Exercise directions: State how many lines of the records contain the string "time". Give the number alone.

Data rows:
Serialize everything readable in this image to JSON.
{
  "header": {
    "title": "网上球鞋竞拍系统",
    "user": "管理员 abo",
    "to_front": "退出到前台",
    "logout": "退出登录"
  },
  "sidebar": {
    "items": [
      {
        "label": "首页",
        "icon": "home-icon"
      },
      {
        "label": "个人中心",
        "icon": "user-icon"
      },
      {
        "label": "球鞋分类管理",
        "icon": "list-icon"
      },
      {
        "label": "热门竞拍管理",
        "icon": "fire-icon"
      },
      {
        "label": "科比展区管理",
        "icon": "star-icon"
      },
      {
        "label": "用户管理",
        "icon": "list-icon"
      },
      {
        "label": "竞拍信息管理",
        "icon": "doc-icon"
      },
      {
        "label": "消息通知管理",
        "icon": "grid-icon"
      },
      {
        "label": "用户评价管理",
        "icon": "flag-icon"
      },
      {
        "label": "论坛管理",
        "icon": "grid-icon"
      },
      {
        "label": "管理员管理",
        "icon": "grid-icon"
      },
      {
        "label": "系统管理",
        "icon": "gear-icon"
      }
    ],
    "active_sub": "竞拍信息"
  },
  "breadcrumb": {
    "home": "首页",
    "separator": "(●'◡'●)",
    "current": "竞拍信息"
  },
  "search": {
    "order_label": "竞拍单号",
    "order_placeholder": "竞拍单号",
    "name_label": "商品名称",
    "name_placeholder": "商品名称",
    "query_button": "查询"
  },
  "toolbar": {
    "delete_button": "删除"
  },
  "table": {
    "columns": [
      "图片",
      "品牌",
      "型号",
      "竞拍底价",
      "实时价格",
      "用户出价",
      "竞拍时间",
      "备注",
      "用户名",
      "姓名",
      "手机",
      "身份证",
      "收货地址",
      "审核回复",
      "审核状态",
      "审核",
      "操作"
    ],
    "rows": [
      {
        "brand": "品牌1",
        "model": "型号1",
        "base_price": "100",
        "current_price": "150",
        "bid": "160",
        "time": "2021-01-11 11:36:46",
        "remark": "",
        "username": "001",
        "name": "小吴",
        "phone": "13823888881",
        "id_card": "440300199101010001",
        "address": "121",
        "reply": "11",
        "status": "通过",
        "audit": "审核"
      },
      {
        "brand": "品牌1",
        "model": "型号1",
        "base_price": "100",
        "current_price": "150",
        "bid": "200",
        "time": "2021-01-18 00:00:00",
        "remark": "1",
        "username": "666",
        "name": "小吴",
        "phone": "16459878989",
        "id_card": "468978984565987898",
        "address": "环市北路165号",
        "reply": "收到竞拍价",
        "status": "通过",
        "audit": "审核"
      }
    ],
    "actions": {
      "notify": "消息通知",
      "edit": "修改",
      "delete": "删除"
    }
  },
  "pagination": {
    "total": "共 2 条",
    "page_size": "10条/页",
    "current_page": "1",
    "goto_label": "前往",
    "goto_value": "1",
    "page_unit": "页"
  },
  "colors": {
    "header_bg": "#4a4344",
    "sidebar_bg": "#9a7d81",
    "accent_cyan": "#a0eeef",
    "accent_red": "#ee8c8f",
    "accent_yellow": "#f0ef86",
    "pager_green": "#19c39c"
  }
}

Reply to the task: 2